Exercise goal:
Print the data exactly as it is given, please.

[Stored data]
━━━━
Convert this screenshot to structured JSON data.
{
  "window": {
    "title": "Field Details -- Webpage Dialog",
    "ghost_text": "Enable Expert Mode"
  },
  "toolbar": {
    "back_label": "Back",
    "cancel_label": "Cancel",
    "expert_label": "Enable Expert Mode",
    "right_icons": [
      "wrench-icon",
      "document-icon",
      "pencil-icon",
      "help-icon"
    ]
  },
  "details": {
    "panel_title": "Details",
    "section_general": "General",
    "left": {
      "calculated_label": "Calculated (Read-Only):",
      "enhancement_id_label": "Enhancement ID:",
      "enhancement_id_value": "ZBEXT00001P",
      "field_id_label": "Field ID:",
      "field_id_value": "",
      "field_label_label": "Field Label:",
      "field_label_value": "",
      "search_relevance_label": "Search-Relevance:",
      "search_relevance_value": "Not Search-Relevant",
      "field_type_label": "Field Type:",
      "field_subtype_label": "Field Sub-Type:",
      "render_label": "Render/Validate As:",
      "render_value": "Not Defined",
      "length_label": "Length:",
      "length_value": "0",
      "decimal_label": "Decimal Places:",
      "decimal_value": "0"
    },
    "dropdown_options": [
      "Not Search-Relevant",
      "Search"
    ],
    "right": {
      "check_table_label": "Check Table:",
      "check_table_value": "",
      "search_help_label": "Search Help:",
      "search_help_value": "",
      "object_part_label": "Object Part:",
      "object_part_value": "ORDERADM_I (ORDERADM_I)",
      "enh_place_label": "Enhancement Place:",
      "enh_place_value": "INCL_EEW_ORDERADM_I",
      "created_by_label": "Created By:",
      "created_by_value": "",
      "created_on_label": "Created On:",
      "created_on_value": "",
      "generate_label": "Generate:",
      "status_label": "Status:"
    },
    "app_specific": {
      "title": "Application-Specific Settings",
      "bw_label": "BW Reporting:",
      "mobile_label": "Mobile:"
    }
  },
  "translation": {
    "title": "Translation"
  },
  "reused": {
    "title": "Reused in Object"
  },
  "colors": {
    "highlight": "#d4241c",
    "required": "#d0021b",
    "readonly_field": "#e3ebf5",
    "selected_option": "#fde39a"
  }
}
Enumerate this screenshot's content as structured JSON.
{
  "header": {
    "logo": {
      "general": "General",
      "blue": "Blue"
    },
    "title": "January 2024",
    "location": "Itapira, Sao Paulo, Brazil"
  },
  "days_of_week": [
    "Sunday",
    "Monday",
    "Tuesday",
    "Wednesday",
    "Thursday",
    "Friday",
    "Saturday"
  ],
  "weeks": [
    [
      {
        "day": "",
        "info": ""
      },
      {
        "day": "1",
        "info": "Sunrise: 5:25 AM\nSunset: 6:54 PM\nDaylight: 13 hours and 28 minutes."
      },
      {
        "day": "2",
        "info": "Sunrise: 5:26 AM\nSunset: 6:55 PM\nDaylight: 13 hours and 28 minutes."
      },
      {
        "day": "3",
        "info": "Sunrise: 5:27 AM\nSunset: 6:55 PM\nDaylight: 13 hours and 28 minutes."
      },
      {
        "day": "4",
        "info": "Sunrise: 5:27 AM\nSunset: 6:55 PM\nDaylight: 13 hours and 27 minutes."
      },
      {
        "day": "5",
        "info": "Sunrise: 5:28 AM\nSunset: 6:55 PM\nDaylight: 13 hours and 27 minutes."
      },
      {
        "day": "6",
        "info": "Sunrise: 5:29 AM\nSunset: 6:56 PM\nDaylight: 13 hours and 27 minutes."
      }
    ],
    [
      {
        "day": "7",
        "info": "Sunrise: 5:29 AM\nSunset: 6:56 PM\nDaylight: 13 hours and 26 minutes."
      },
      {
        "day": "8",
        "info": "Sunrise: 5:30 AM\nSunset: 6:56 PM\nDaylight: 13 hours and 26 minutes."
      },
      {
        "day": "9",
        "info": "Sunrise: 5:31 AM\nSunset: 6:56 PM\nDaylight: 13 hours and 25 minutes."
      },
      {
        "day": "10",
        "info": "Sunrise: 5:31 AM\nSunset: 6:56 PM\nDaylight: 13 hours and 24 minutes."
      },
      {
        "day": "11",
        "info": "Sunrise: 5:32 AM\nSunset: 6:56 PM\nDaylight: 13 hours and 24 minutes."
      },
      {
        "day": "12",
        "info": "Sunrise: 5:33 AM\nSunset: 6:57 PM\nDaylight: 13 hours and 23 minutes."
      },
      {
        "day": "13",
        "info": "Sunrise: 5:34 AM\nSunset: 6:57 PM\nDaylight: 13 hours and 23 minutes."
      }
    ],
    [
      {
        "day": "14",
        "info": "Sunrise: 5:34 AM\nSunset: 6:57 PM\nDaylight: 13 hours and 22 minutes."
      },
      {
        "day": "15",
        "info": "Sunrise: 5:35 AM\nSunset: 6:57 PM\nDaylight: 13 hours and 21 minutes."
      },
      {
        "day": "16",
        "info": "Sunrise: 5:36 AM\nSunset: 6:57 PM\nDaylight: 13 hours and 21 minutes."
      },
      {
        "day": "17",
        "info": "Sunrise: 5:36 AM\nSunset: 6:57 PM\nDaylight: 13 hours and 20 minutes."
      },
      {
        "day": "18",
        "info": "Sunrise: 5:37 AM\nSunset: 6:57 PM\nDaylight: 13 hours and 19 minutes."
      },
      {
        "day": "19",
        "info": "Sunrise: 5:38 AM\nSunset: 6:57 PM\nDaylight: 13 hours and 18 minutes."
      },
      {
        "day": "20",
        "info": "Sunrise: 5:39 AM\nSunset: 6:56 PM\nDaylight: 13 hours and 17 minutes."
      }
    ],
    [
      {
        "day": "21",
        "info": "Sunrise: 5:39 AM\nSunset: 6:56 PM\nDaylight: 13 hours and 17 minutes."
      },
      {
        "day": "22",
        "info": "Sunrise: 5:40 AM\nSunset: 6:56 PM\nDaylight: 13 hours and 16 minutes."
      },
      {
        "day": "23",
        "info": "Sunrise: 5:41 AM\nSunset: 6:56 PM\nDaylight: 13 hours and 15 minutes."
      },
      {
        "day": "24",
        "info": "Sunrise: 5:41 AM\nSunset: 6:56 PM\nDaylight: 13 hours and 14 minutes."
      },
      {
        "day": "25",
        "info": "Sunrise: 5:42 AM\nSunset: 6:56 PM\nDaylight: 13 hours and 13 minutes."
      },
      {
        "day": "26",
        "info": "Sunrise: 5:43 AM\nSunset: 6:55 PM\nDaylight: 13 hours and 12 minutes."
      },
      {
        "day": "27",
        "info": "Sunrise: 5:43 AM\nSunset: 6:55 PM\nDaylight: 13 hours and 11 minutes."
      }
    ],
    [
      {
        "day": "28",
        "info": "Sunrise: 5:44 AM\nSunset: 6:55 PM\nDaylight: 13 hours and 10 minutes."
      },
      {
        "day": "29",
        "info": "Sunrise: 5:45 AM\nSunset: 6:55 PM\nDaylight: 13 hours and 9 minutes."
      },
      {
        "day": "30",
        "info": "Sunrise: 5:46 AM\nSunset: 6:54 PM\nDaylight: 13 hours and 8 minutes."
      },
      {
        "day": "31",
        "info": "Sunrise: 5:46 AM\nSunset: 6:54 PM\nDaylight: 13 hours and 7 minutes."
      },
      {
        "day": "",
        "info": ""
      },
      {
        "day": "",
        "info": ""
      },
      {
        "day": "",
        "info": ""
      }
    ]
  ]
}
━━━━
Response to the exercise:
Convert this screenshot to structured JSON data.
{
  "window": {
    "title": "Field Details -- Webpage Dialog",
    "ghost_text": "Enable Expert Mode"
  },
  "toolbar": {
    "back_label": "Back",
    "cancel_label": "Cancel",
    "expert_label": "Enable Expert Mode",
    "right_icons": [
      "wrench-icon",
      "document-icon",
      "pencil-icon",
      "help-icon"
    ]
  },
  "details": {
    "panel_title": "Details",
    "section_general": "General",
    "left": {
      "calculated_label": "Calculated (Read-Only):",
      "enhancement_id_label": "Enhancement ID:",
      "enhancement_id_value": "ZBEXT00001P",
      "field_id_label": "Field ID:",
      "field_id_value": "",
      "field_label_label": "Field Label:",
      "field_label_value": "",
      "search_relevance_label": "Search-Relevance:",
      "search_relevance_value": "Not Search-Relevant",
      "field_type_label": "Field Type:",
      "field_subtype_label": "Field Sub-Type:",
      "render_label": "Render/Validate As:",
      "render_value": "Not Defined",
      "length_label": "Length:",
      "length_value": "0",
      "decimal_label": "Decimal Places:",
      "decimal_value": "0"
    },
    "dropdown_options": [
      "Not Search-Relevant",
      "Search"
    ],
    "right": {
      "check_table_label": "Check Table:",
      "check_table_value": "",
      "search_help_label": "Search Help:",
      "search_help_value": "",
      "object_part_label": "Object Part:",
      "object_part_value": "ORDERADM_I (ORDERADM_I)",
      "enh_place_label": "Enhancement Place:",
      "enh_place_value": "INCL_EEW_ORDERADM_I",
      "created_by_label": "Created By:",
      "created_by_value": "",
      "created_on_label": "Created On:",
      "created_on_value": "",
      "generate_label": "Generate:",
      "status_label": "Status:"
    },
    "app_specific": {
      "title": "Application-Specific Settings",
      "bw_label": "BW Reporting:",
      "mobile_label": "Mobile:"
    }
  },
  "translation": {
    "title": "Translation"
  },
  "reused": {
    "title": "Reused in Object"
  },
  "colors": {
    "highlight": "#d4241c",
    "required": "#d0021b",
    "readonly_field": "#e3ebf5",
    "selected_option": "#fde39a"
  }
}
Enumerate this screenshot's content as structured JSON.
{
  "header": {
    "logo": {
      "general": "General",
      "blue": "Blue"
    },
    "title": "January 2024",
    "location": "Itapira, Sao Paulo, Brazil"
  },
  "days_of_week": [
    "Sunday",
    "Monday",
    "Tuesday",
    "Wednesday",
    "Thursday",
    "Friday",
    "Saturday"
  ],
  "weeks": [
    [
      {
        "day": "",
        "info": ""
      },
      {
        "day": "1",
        "info": "Sunrise: 5:25 AM\nSunset: 6:54 PM\nDaylight: 13 hours and 28 minutes."
      },
      {
        "day": "2",
        "info": "Sunrise: 5:26 AM\nSunset: 6:55 PM\nDaylight: 13 hours and 28 minutes."
      },
      {
        "day": "3",
        "info": "Sunrise: 5:27 AM\nSunset: 6:55 PM\nDaylight: 13 hours and 28 minutes."
      },
      {
        "day": "4",
        "info": "Sunrise: 5:27 AM\nSunset: 6:55 PM\nDaylight: 13 hours and 27 minutes."
      },
      {
        "day": "5",
        "info": "Sunrise: 5:28 AM\nSunset: 6:55 PM\nDaylight: 13 hours and 27 minutes."
      },
      {
        "day": "6",
        "info": "Sunrise: 5:29 AM\nSunset: 6:56 PM\nDaylight: 13 hours and 27 minutes."
      }
    ],
    [
      {
        "day": "7",
        "info": "Sunrise: 5:29 AM\nSunset: 6:56 PM\nDaylight: 13 hours and 26 minutes."
      },
      {
        "day": "8",
        "info": "Sunrise: 5:30 AM\nSunset: 6:56 PM\nDaylight: 13 hours and 26 minutes."
      },
      {
        "day": "9",
        "info": "Sunrise: 5:31 AM\nSunset: 6:56 PM\nDaylight: 13 hours and 25 minutes."
      },
      {
        "day": "10",
        "info": "Sunrise: 5:31 AM\nSunset: 6:56 PM\nDaylight: 13 hours and 24 minutes."
      },
      {
        "day": "11",
        "info": "Sunrise: 5:32 AM\nSunset: 6:56 PM\nDaylight: 13 hours and 24 minutes."
      },
      {
        "day": "12",
        "info": "Sunrise: 5:33 AM\nSunset: 6:57 PM\nDaylight: 13 hours and 23 minutes."
      },
      {
        "day": "13",
        "info": "Sunrise: 5:34 AM\nSunset: 6:57 PM\nDaylight: 13 hours and 23 minutes."
      }
    ],
    [
      {
        "day": "14",
        "info": "Sunrise: 5:34 AM\nSunset: 6:57 PM\nDaylight: 13 hours and 22 minutes."
      },
      {
        "day": "15",
        "info": "Sunrise: 5:35 AM\nSunset: 6:57 PM\nDaylight: 13 hours and 21 minutes."
      },
      {
        "day": "16",
        "info": "Sunrise: 5:36 AM\nSunset: 6:57 PM\nDaylight: 13 hours and 21 minutes."
      },
      {
        "day": "17",
        "info": "Sunrise: 5:36 AM\nSunset: 6:57 PM\nDaylight: 13 hours and 20 minutes."
      },
      {
        "day": "18",
        "info": "Sunrise: 5:37 AM\nSunset: 6:57 PM\nDaylight: 13 hours and 19 minutes."
      },
      {
        "day": "19",
        "info": "Sunrise: 5:38 AM\nSunset: 6:57 PM\nDaylight: 13 hours and 18 minutes."
      },
      {
        "day": "20",
        "info": "Sunrise: 5:39 AM\nSunset: 6:56 PM\nDaylight: 13 hours and 17 minutes."
      }
    ],
    [
      {
        "day": "21",
        "info": "Sunrise: 5:39 AM\nSunset: 6:56 PM\nDaylight: 13 hours and 17 minutes."
      },
      {
        "day": "22",
        "info": "Sunrise: 5:40 AM\nSunset: 6:56 PM\nDaylight: 13 hours and 16 minutes."
      },
      {
        "day": "23",
        "info": "Sunrise: 5:41 AM\nSunset: 6:56 PM\nDaylight: 13 hours and 15 minutes."
      },
      {
        "day": "24",
        "info": "Sunrise: 5:41 AM\nSunset: 6:56 PM\nDaylight: 13 hours and 14 minutes."
      },
      {
        "day": "25",
        "info": "Sunrise: 5:42 AM\nSunset: 6:56 PM\nDaylight: 13 hours and 13 minutes."
      },
      {
        "day": "26",
        "info": "Sunrise: 5:43 AM\nSunset: 6:55 PM\nDaylight: 13 hours and 12 minutes."
      },
      {
        "day": "27",
        "info": "Sunrise: 5:43 AM\nSunset: 6:55 PM\nDaylight: 13 hours and 11 minutes."
      }
    ],
    [
      {
        "day": "28",
        "info": "Sunrise: 5:44 AM\nSunset: 6:55 PM\nDaylight: 13 hours and 10 minutes."
      },
      {
        "day": "29",
        "info": "Sunrise: 5:45 AM\nSunset: 6:55 PM\nDaylight: 13 hours and 9 minutes."
      },
      {
        "day": "30",
        "info": "Sunrise: 5:46 AM\nSunset: 6:54 PM\nDaylight: 13 hours and 8 minutes."
      },
      {
        "day": "31",
        "info": "Sunrise: 5:46 AM\nSunset: 6:54 PM\nDaylight: 13 hours and 7 minutes."
      },
      {
        "day": "",
        "info": ""
      },
      {
        "day": "",
        "info": ""
      },
      {
        "day": "",
        "info": ""
      }
    ]
  ]
}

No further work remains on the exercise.